Written task = What is the number of lines containing the string "zmiany"? Answer with the number only.

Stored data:
###
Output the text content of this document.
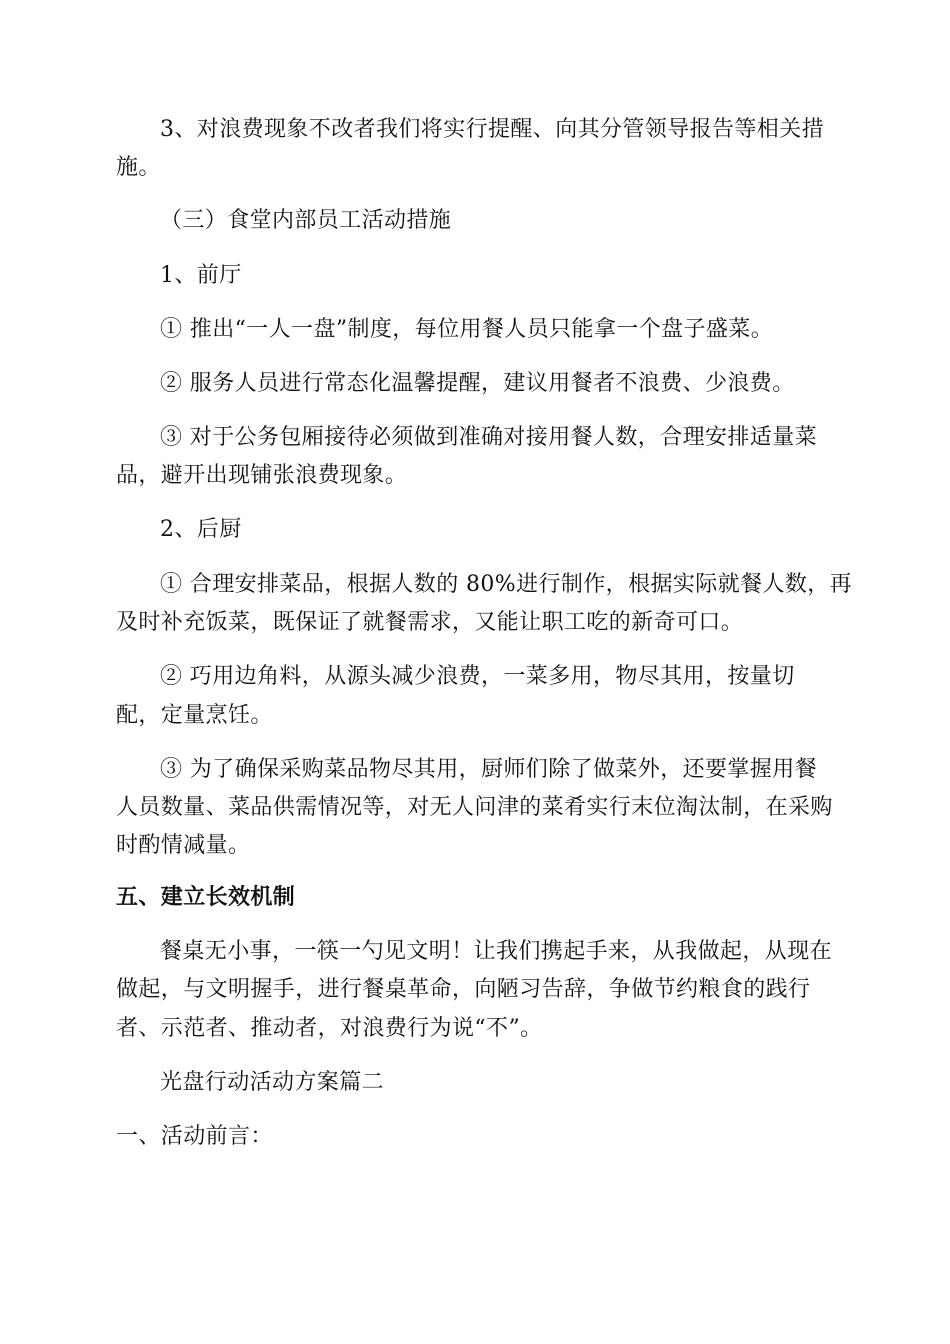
3、对浪费现象不改者我们将实行提醒、向其分管领导报告等相关措
施。
（三）食堂内部员工活动措施
1、前厅
① 推出“一人一盘”制度，每位用餐人员只能拿一个盘子盛菜。
② 服务人员进行常态化温馨提醒，建议用餐者不浪费、少浪费。
③ 对于公务包厢接待必须做到准确对接用餐人数，合理安排适量菜
品，避开出现铺张浪费现象。
2、后厨
① 合理安排菜品，根据人数的 80%进行制作，根据实际就餐人数，再
及时补充饭菜，既保证了就餐需求，又能让职工吃的新奇可口。
② 巧用边角料，从源头减少浪费，一菜多用，物尽其用，按量切
配，定量烹饪。
③ 为了确保采购菜品物尽其用，厨师们除了做菜外，还要掌握用餐
人员数量、菜品供需情况等，对无人问津的菜肴实行末位淘汰制，在采购
时酌情减量。
五、建立长效机制
餐桌无小事，一筷一勺见文明！让我们携起手来，从我做起，从现在
做起，与文明握手，进行餐桌革命，向陋习告辞，争做节约粮食的践行
者、示范者、推动者，对浪费行为说“不”。
光盘行动活动方案篇二
一、活动前言：
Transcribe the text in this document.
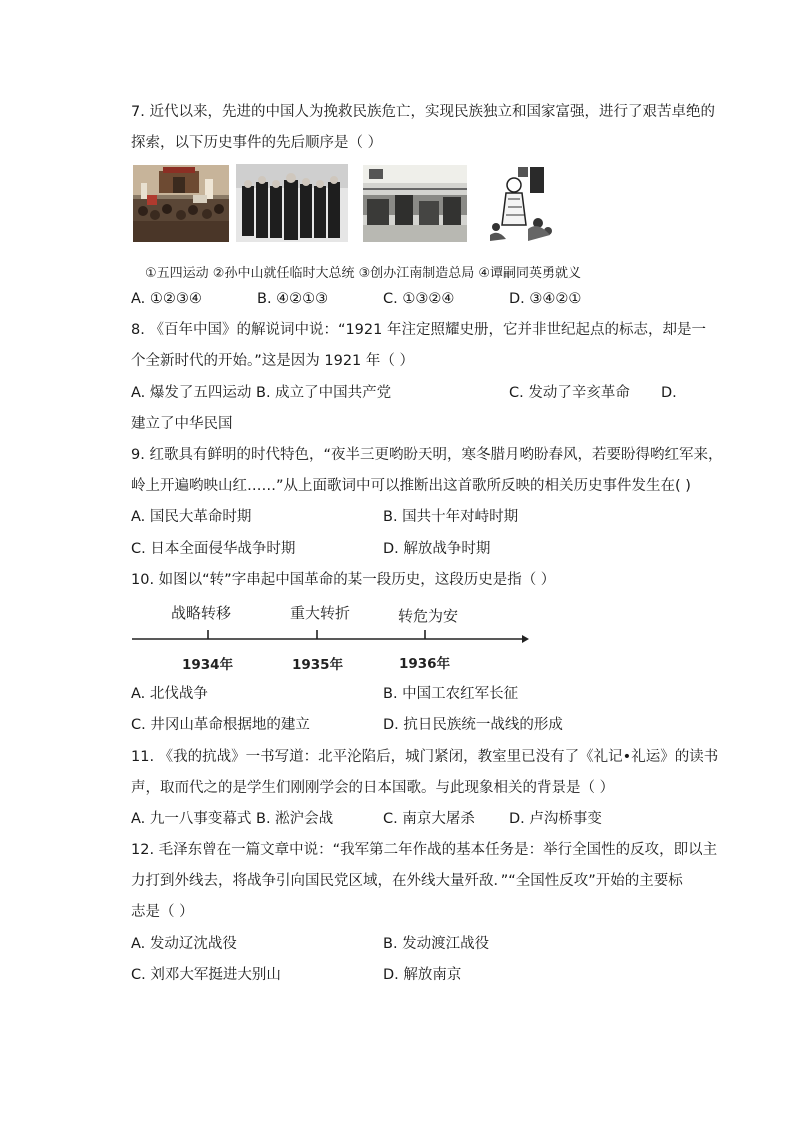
7. 近代以来，先进的中国人为挽救民族危亡，实现民族独立和国家富强，进行了艰苦卓绝的
探索，以下历史事件的先后顺序是（ ）
①五四运动 ②孙中山就任临时大总统 ③创办江南制造总局 ④谭嗣同英勇就义
A. ①②③④	B. ④②①③	C. ①③②④	D. ③④②①
8. 《百年中国》的解说词中说：“1921 年注定照耀史册，它并非世纪起点的标志，却是一
个全新时代的开始。”这是因为 1921 年（ ）
A. 爆发了五四运动 B. 成立了中国共产党	C. 发动了辛亥革命 D.
建立了中华民国
9. 红歌具有鲜明的时代特色，“夜半三更哟盼天明，寒冬腊月哟盼春风，若要盼得哟红军来，
岭上开遍哟映山红……”从上面歌词中可以推断出这首歌所反映的相关历史事件发生在( )
A. 国民大革命时期	B. 国共十年对峙时期
C. 日本全面侵华战争时期	D. 解放战争时期
10. 如图以“转”字串起中国革命的某一段历史，这段历史是指（ ）
战略转移	重大转折	转危为安
1934年	1935年	1936年
A. 北伐战争	B. 中国工农红军长征
C. 井冈山革命根据地的建立	D. 抗日民族统一战线的形成
11. 《我的抗战》一书写道：北平沦陷后，城门紧闭，教室里已没有了《礼记•礼运》的读书
声，取而代之的是学生们刚刚学会的日本国歌。与此现象相关的背景是（ ）
A. 九一八事变幕式 B. 淞沪会战	C. 南京大屠杀 D. 卢沟桥事变
12. 毛泽东曾在一篇文章中说：“我军第二年作战的基本任务是：举行全国性的反攻，即以主
力打到外线去，将战争引向国民党区域，在外线大量歼敌．”“全国性反攻”开始的主要标
志是（ ）
A. 发动辽沈战役	B. 发动渡江战役
C. 刘邓大军挺进大别山	D. 解放南京
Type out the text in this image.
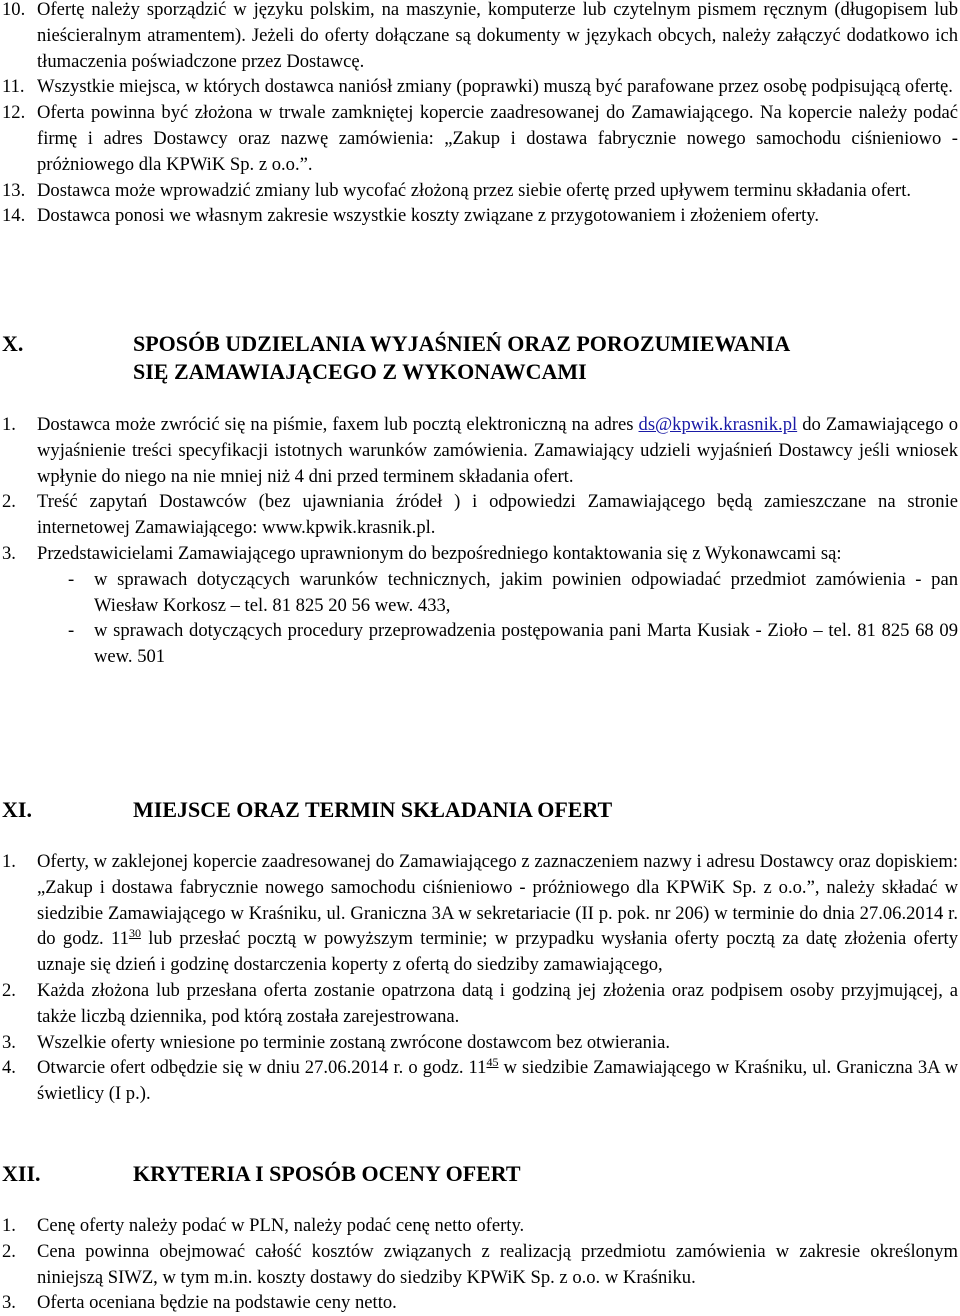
10. Ofertę należy sporządzić w języku polskim, na maszynie, komputerze lub czytelnym pismem ręcznym (długopisem lub nieścieralnym atramentem). Jeżeli do oferty dołączane są dokumenty w językach obcych, należy załączyć dodatkowo ich tłumaczenia poświadczone przez Dostawcę.
11. Wszystkie miejsca, w których dostawca naniósł zmiany (poprawki) muszą być parafowane przez osobę podpisującą ofertę.
12. Oferta powinna być złożona w trwale zamkniętej kopercie zaadresowanej do Zamawiającego. Na kopercie należy podać firmę i adres Dostawcy oraz nazwę zamówienia: „Zakup i dostawa fabrycznie nowego samochodu ciśnieniowo - próżniowego dla KPWiK Sp. z o.o.”.
13. Dostawca może wprowadzić zmiany lub wycofać złożoną przez siebie ofertę przed upływem terminu składania ofert.
14. Dostawca ponosi we własnym zakresie wszystkie koszty związane z przygotowaniem i złożeniem oferty.
X.	SPOSÓB UDZIELANIA WYJAŚNIEŃ ORAZ POROZUMIEWANIA
SIĘ ZAMAWIAJĄCEGO Z WYKONAWCAMI
1.	Dostawca może zwrócić się na piśmie, faxem lub pocztą elektroniczną na adres ds@kpwik.krasnik.pl do Zamawiającego o wyjaśnienie treści specyfikacji istotnych warunków zamówienia. Zamawiający udzieli wyjaśnień Dostawcy jeśli wniosek wpłynie do niego na nie mniej niż 4 dni przed terminem składania ofert.
2.	Treść zapytań Dostawców (bez ujawniania źródeł ) i odpowiedzi Zamawiającego będą zamieszczane na stronie internetowej Zamawiającego: www.kpwik.krasnik.pl.
3.	Przedstawicielami Zamawiającego uprawnionym do bezpośredniego kontaktowania się z Wykonawcami są:
-	w sprawach dotyczących warunków technicznych, jakim powinien odpowiadać przedmiot zamówienia - pan Wiesław Korkosz – tel. 81 825 20 56 wew. 433,
-	w sprawach dotyczących procedury przeprowadzenia postępowania pani Marta Kusiak - Zioło – tel. 81 825 68 09 wew. 501
XI.	MIEJSCE ORAZ TERMIN SKŁADANIA OFERT
1.	Oferty, w zaklejonej kopercie zaadresowanej do Zamawiającego z zaznaczeniem nazwy i adresu Dostawcy oraz dopiskiem: „Zakup i dostawa fabrycznie nowego samochodu ciśnieniowo - próżniowego dla KPWiK Sp. z o.o.”, należy składać w siedzibie Zamawiającego w Kraśniku, ul. Graniczna 3A w sekretariacie (II p. pok. nr 206) w terminie do dnia 27.06.2014 r. do godz. $11^{30}$ lub przesłać pocztą w powyższym terminie; w przypadku wysłania oferty pocztą za datę złożenia oferty uznaje się dzień i godzinę dostarczenia koperty z ofertą do siedziby zamawiającego,
2.	Każda złożona lub przesłana oferta zostanie opatrzona datą i godziną jej złożenia oraz podpisem osoby przyjmującej, a także liczbą dziennika, pod którą została zarejestrowana.
3.	Wszelkie oferty wniesione po terminie zostaną zwrócone dostawcom bez otwierania.
4.	Otwarcie ofert odbędzie się w dniu 27.06.2014 r. o godz. $11^{45}$ w siedzibie Zamawiającego w Kraśniku, ul. Graniczna 3A w świetlicy (I p.).
XII.	KRYTERIA I SPOSÓB OCENY OFERT
1.	Cenę oferty należy podać w PLN, należy podać cenę netto oferty.
2.	Cena powinna obejmować całość kosztów związanych z realizacją przedmiotu zamówienia w zakresie określonym niniejszą SIWZ, w tym m.in. koszty dostawy do siedziby KPWiK Sp. z o.o. w Kraśniku.
3.	Oferta oceniana będzie na podstawie ceny netto.
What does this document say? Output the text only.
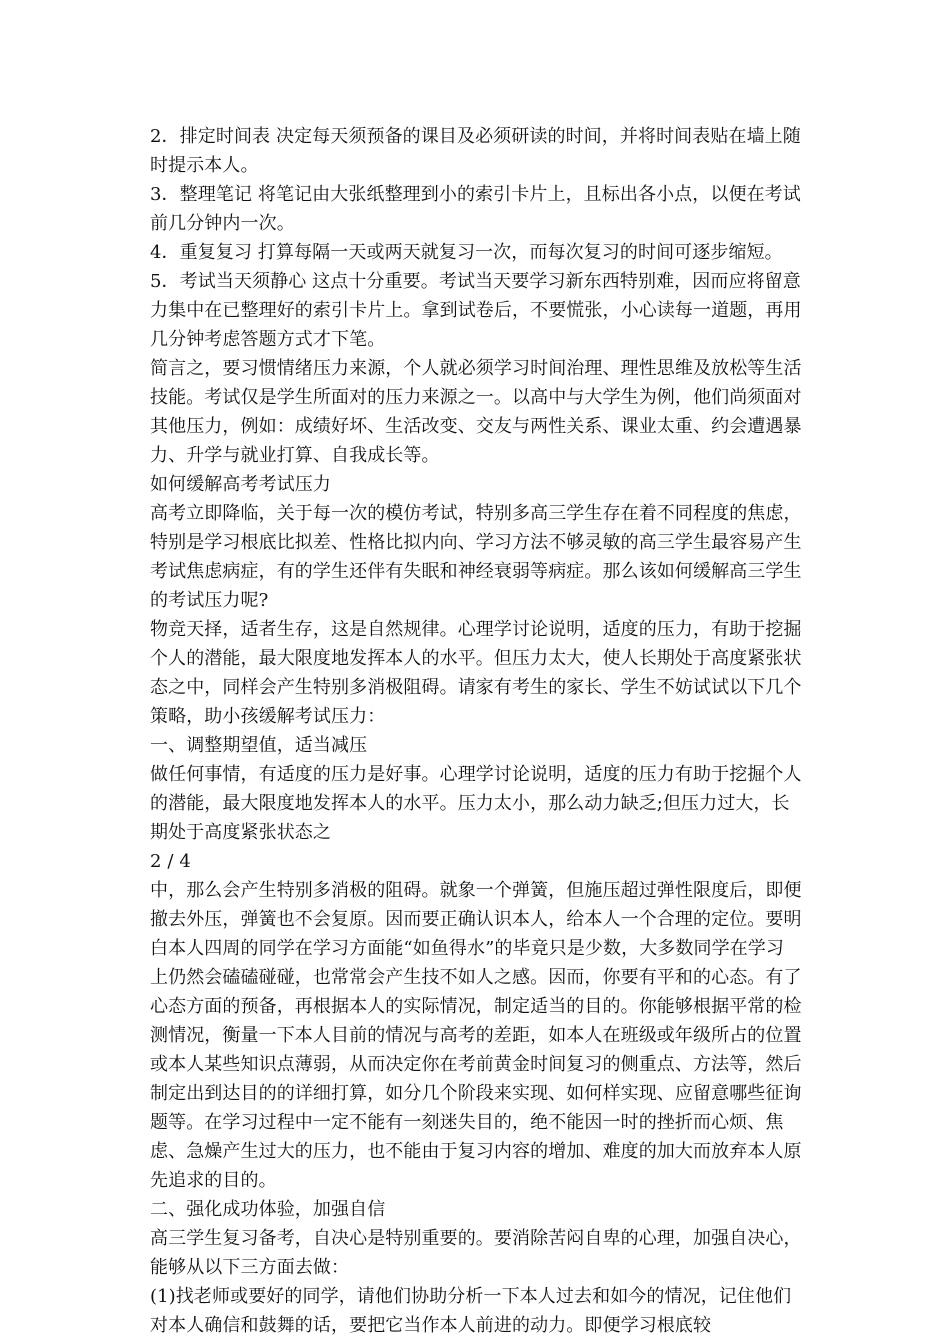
2．排定时间表 决定每天须预备的课目及必须研读的时间，并将时间表贴在墙上随时提示本人。

3．整理笔记 将笔记由大张纸整理到小的索引卡片上，且标出各小点，以便在考试前几分钟内一次。

4．重复复习 打算每隔一天或两天就复习一次，而每次复习的时间可逐步缩短。

5．考试当天须静心 这点十分重要。考试当天要学习新东西特别难，因而应将留意力集中在已整理好的索引卡片上。拿到试卷后，不要慌张，小心读每一道题，再用几分钟考虑答题方式才下笔。

简言之，要习惯情绪压力来源，个人就必须学习时间治理、理性思维及放松等生活技能。考试仅是学生所面对的压力来源之一。以高中与大学生为例，他们尚须面对其他压力，例如：成绩好坏、生活改变、交友与两性关系、课业太重、约会遭遇暴力、升学与就业打算、自我成长等。

如何缓解高考考试压力

高考立即降临，关于每一次的模仿考试，特别多高三学生存在着不同程度的焦虑，特别是学习根底比拟差、性格比拟内向、学习方法不够灵敏的高三学生最容易产生考试焦虑病症，有的学生还伴有失眠和神经衰弱等病症。那么该如何缓解高三学生的考试压力呢?

物竞天择，适者生存，这是自然规律。心理学讨论说明，适度的压力，有助于挖掘个人的潜能，最大限度地发挥本人的水平。但压力太大，使人长期处于高度紧张状态之中，同样会产生特别多消极阻碍。请家有考生的家长、学生不妨试试以下几个策略，助小孩缓解考试压力：

一、调整期望值，适当减压

做任何事情，有适度的压力是好事。心理学讨论说明，适度的压力有助于挖掘个人的潜能，最大限度地发挥本人的水平。压力太小，那么动力缺乏;但压力过大，长期处于高度紧张状态之

2 / 4

中，那么会产生特别多消极的阻碍。就象一个弹簧，但施压超过弹性限度后，即便撤去外压，弹簧也不会复原。因而要正确认识本人，给本人一个合理的定位。要明白本人四周的同学在学习方面能“如鱼得水”的毕竟只是少数，大多数同学在学习上仍然会磕磕碰碰，也常常会产生技不如人之感。因而，你要有平和的心态。有了心态方面的预备，再根据本人的实际情况，制定适当的目的。你能够根据平常的检测情况，衡量一下本人目前的情况与高考的差距，如本人在班级或年级所占的位置或本人某些知识点薄弱，从而决定你在考前黄金时间复习的侧重点、方法等，然后制定出到达目的的详细打算，如分几个阶段来实现、如何样实现、应留意哪些征询题等。在学习过程中一定不能有一刻迷失目的，绝不能因一时的挫折而心烦、焦虑、急燥产生过大的压力，也不能由于复习内容的增加、难度的加大而放弃本人原先追求的目的。

二、强化成功体验，加强自信

高三学生复习备考，自决心是特别重要的。要消除苦闷自卑的心理，加强自决心，能够从以下三方面去做：

(1)找老师或要好的同学，请他们协助分析一下本人过去和如今的情况，记住他们对本人确信和鼓舞的话，要把它当作本人前进的动力。即便学习根底较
###
Right answer = 2